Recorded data
--------------------
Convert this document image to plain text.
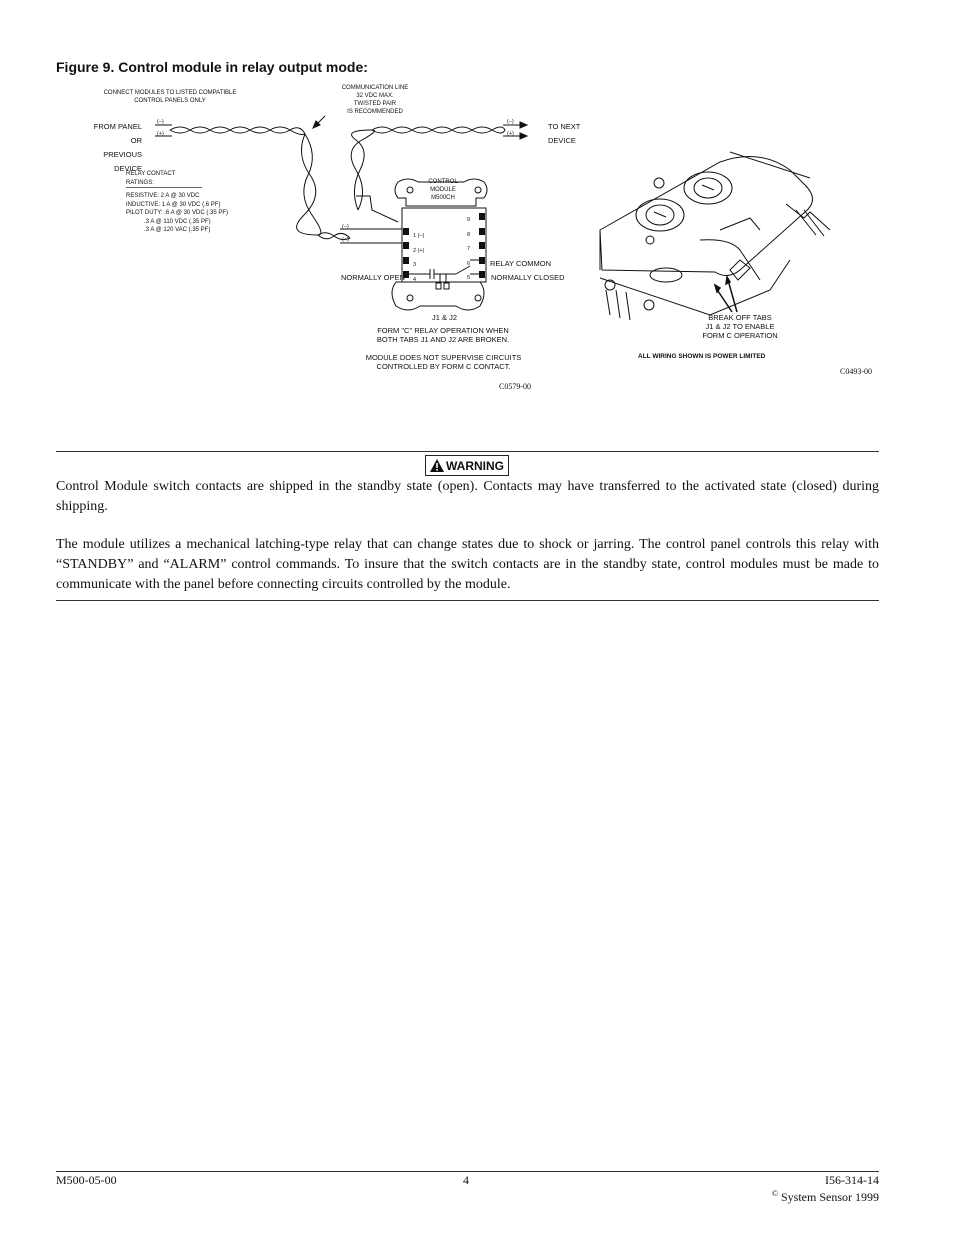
Figure 9. Control module in relay output mode:
CONNECT MODULES TO LISTED COMPATIBLE
CONTROL PANELS ONLY
COMMUNICATION LINE
32 VDC MAX.
TWISTED PAIR
IS RECOMMENDED
FROM PANEL OR
PREVIOUS DEVICE
(–)
(+)
(–)
(+)
TO NEXT
DEVICE
(–)
(+)
RELAY CONTACT RATINGS:
RESISTIVE: 2 A @ 30 VDC
INDUCTIVE: 1 A @ 30 VDC (.6 PF)
PILOT DUTY: .6 A @ 30 VDC (.35 PF)
.3 A @ 110 VDC (.35 PF)
.3 A @ 120 VAC (.35 PF)
CONTROL
MODULE
M500CH
1 (–)
2 (+)
3
4
9
8
7
6
5
NORMALLY OPEN
RELAY COMMON
NORMALLY CLOSED
J1 & J2
FORM "C" RELAY OPERATION WHEN
BOTH TABS J1 AND J2 ARE BROKEN.
MODULE DOES NOT SUPERVISE CIRCUITS
CONTROLLED BY FORM C CONTACT.
C0579-00
BREAK OFF TABS
J1 & J2 TO ENABLE
FORM C OPERATION
ALL WIRING SHOWN IS POWER LIMITED
C0493-00
WARNING
Control Module switch contacts are shipped in the standby state (open). Contacts may have transferred to the activated state (closed) during shipping.
The module utilizes a mechanical latching-type relay that can change states due to shock or jarring. The control panel controls this relay with “STANDBY” and “ALARM” control commands. To insure that the switch contacts are in the standby state, control modules must be made to communicate with the panel before connecting circuits controlled by the module.
M500-05-00	4	I56-314-14
© System Sensor 1999
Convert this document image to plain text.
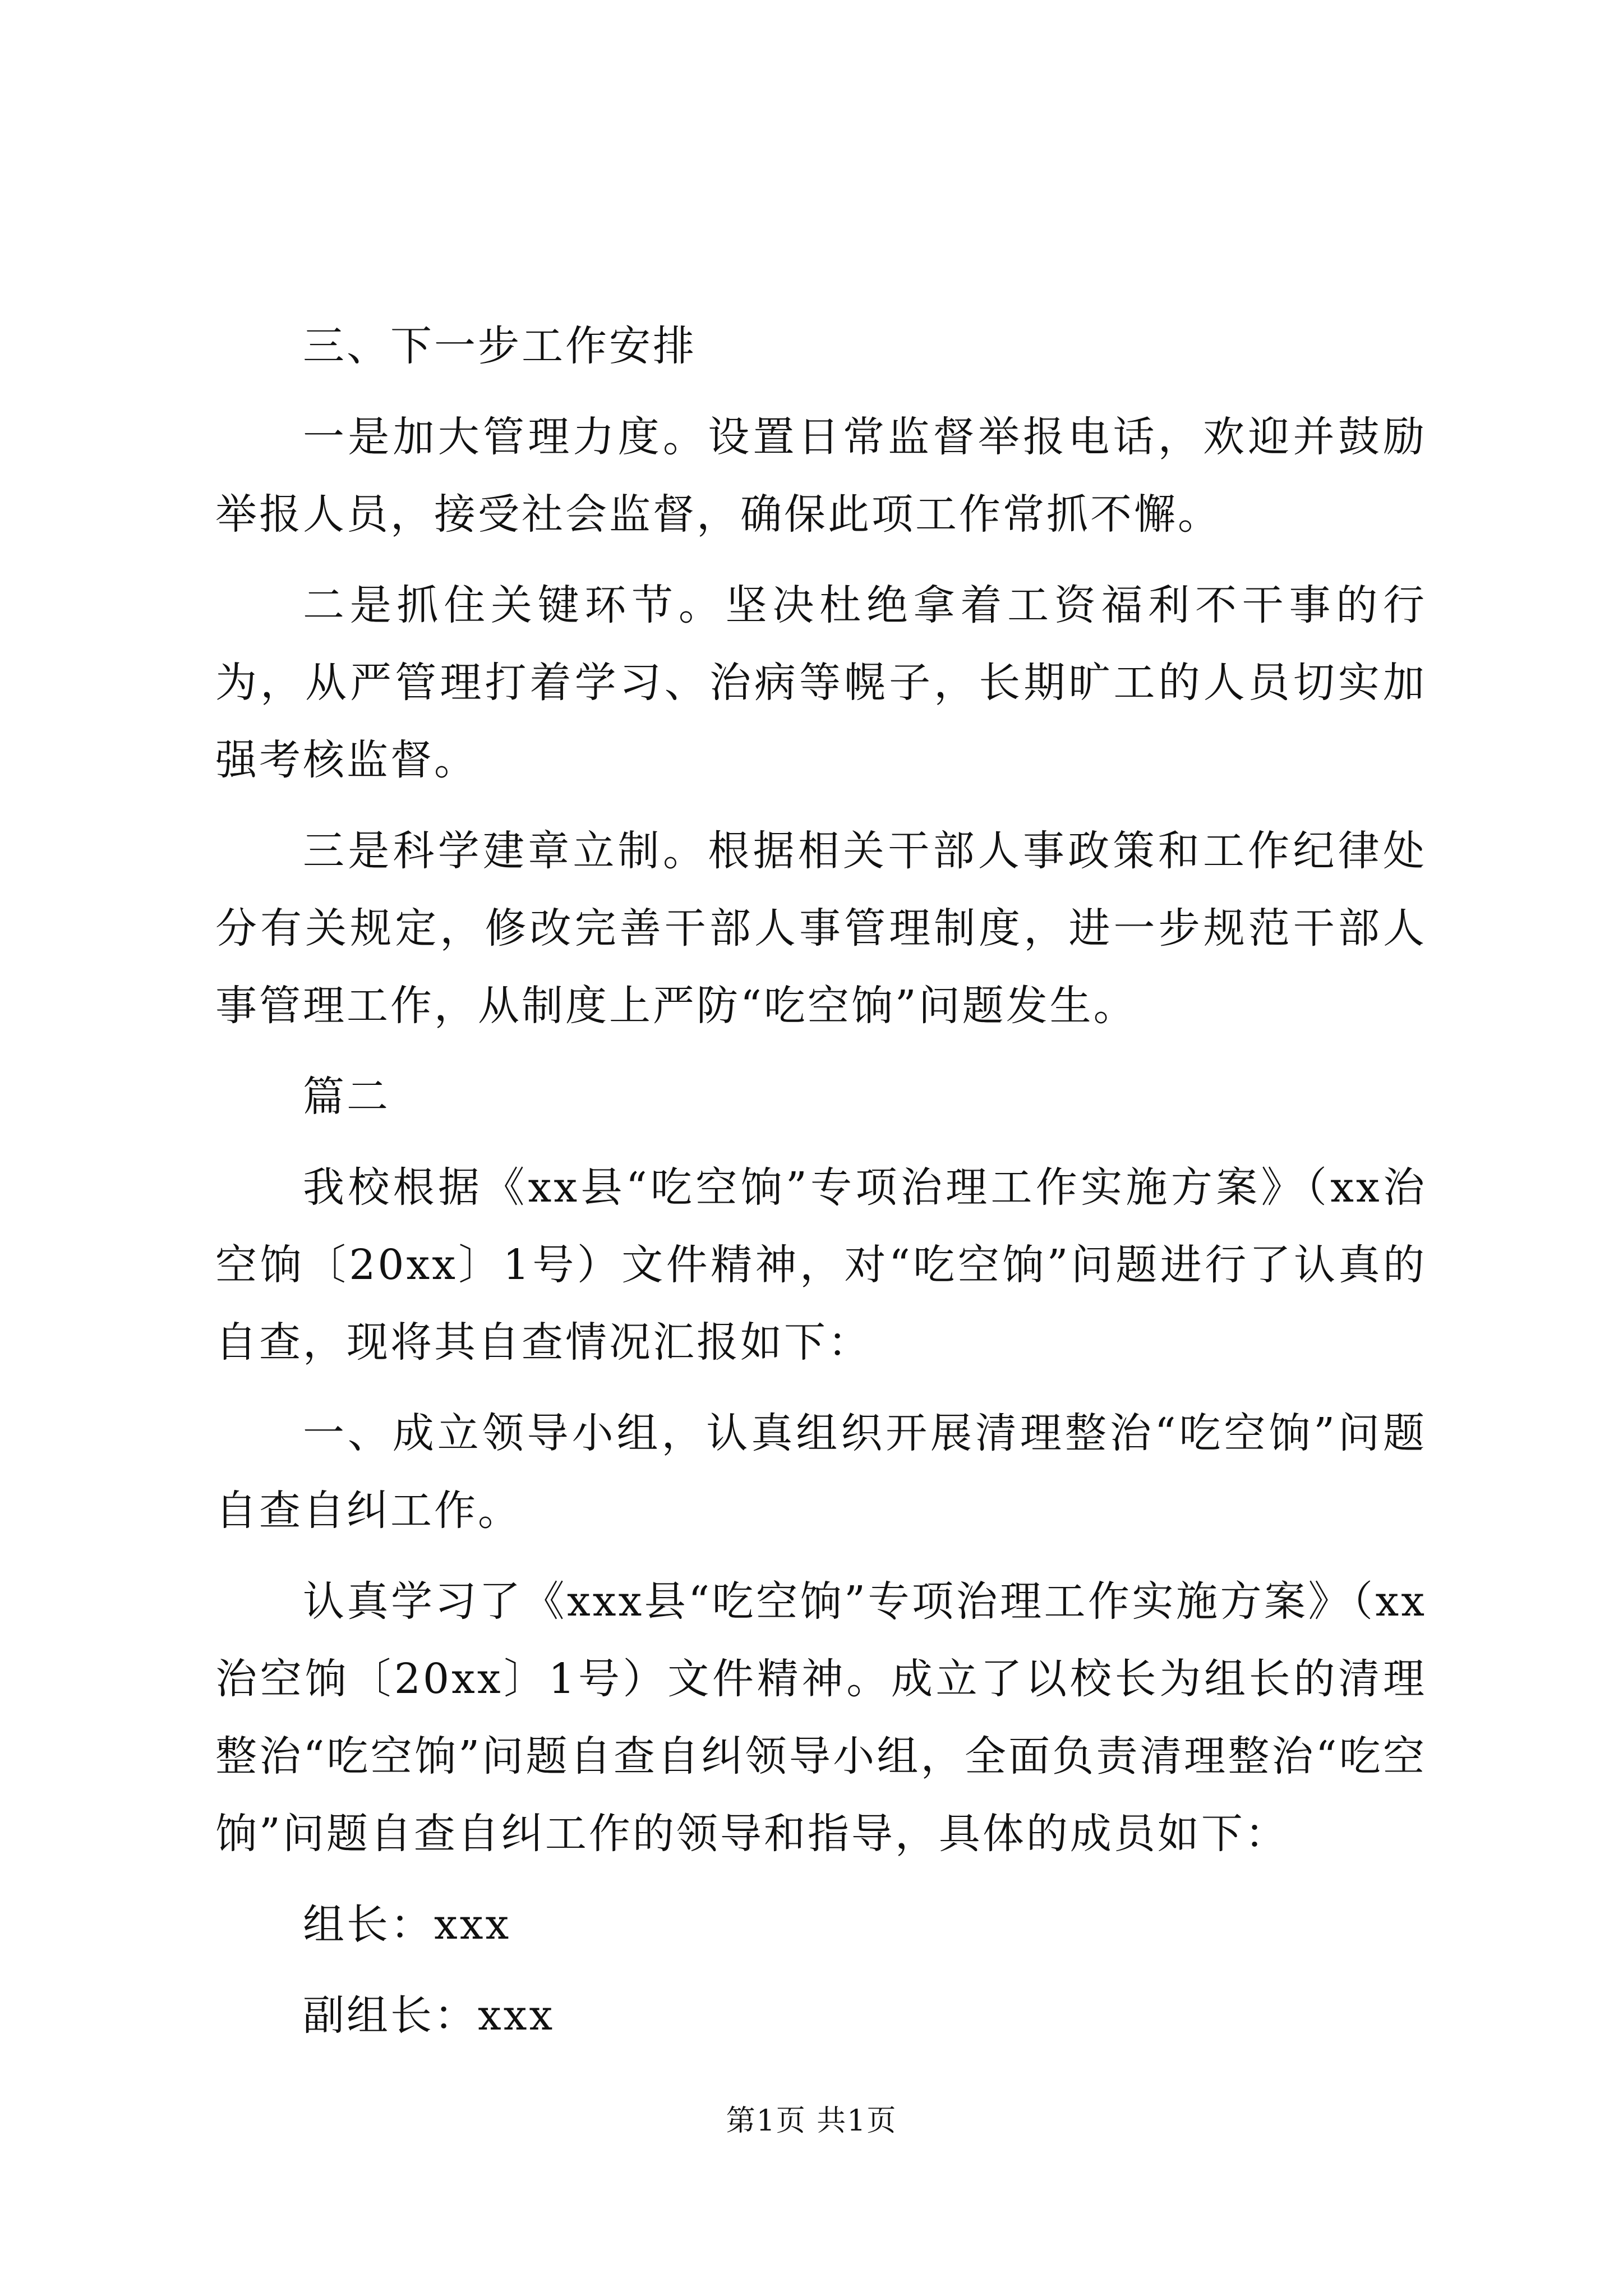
三、下一步工作安排

一是加大管理力度。设置日常监督举报电话，欢迎并鼓励举报人员，接受社会监督，确保此项工作常抓不懈。

二是抓住关键环节。坚决杜绝拿着工资福利不干事的行为，从严管理打着学习、治病等幌子，长期旷工的人员切实加强考核监督。

三是科学建章立制。根据相关干部人事政策和工作纪律处分有关规定，修改完善干部人事管理制度，进一步规范干部人事管理工作，从制度上严防“吃空饷”问题发生。

篇二

我校根据《xx县“吃空饷”专项治理工作实施方案》（xx治空饷〔20xx〕1号）文件精神，对“吃空饷”问题进行了认真的自查，现将其自查情况汇报如下：

一、成立领导小组，认真组织开展清理整治“吃空饷”问题自查自纠工作。

认真学习了《xxx县“吃空饷”专项治理工作实施方案》（xx治空饷〔20xx〕1号）文件精神。成立了以校长为组长的清理整治“吃空饷”问题自查自纠领导小组，全面负责清理整治“吃空饷”问题自查自纠工作的领导和指导，具体的成员如下：

组长：xxx

副组长：xxx

第1页 共1页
--------------------
Images in the records should not be copied. Repeat all the rest exactly.

» **The result**
Convert this document image to plain text.
Figure 9. Control module in relay output mode:
CONNECT MODULES TO LISTED COMPATIBLE
CONTROL PANELS ONLY
COMMUNICATION LINE
32 VDC MAX.
TWISTED PAIR
IS RECOMMENDED
FROM PANEL OR
PREVIOUS DEVICE
(–)
(+)
(–)
(+)
TO NEXT
DEVICE
(–)
(+)
RELAY CONTACT RATINGS:
RESISTIVE: 2 A @ 30 VDC
INDUCTIVE: 1 A @ 30 VDC (.6 PF)
PILOT DUTY: .6 A @ 30 VDC (.35 PF)
.3 A @ 110 VDC (.35 PF)
.3 A @ 120 VAC (.35 PF)
CONTROL
MODULE
M500CH
1 (–)
2 (+)
3
4
9
8
7
6
5
NORMALLY OPEN
RELAY COMMON
NORMALLY CLOSED
J1 & J2
FORM "C" RELAY OPERATION WHEN
BOTH TABS J1 AND J2 ARE BROKEN.
MODULE DOES NOT SUPERVISE CIRCUITS
CONTROLLED BY FORM C CONTACT.
C0579-00
BREAK OFF TABS
J1 & J2 TO ENABLE
FORM C OPERATION
ALL WIRING SHOWN IS POWER LIMITED
C0493-00
WARNING
Control Module switch contacts are shipped in the standby state (open). Contacts may have transferred to the activated state (closed) during shipping.
The module utilizes a mechanical latching-type relay that can change states due to shock or jarring. The control panel controls this relay with “STANDBY” and “ALARM” control commands. To insure that the switch contacts are in the standby state, control modules must be made to communicate with the panel before connecting circuits controlled by the module.
M500-05-00	4	I56-314-14
© System Sensor 1999
Convert this document image to plain text.
三、下一步工作安排

一是加大管理力度。设置日常监督举报电话，欢迎并鼓励举报人员，接受社会监督，确保此项工作常抓不懈。

二是抓住关键环节。坚决杜绝拿着工资福利不干事的行为，从严管理打着学习、治病等幌子，长期旷工的人员切实加强考核监督。

三是科学建章立制。根据相关干部人事政策和工作纪律处分有关规定，修改完善干部人事管理制度，进一步规范干部人事管理工作，从制度上严防“吃空饷”问题发生。

篇二

我校根据《xx县“吃空饷”专项治理工作实施方案》（xx治空饷〔20xx〕1号）文件精神，对“吃空饷”问题进行了认真的自查，现将其自查情况汇报如下：

一、成立领导小组，认真组织开展清理整治“吃空饷”问题自查自纠工作。

认真学习了《xxx县“吃空饷”专项治理工作实施方案》（xx治空饷〔20xx〕1号）文件精神。成立了以校长为组长的清理整治“吃空饷”问题自查自纠领导小组，全面负责清理整治“吃空饷”问题自查自纠工作的领导和指导，具体的成员如下：

组长：xxx

副组长：xxx

第1页 共1页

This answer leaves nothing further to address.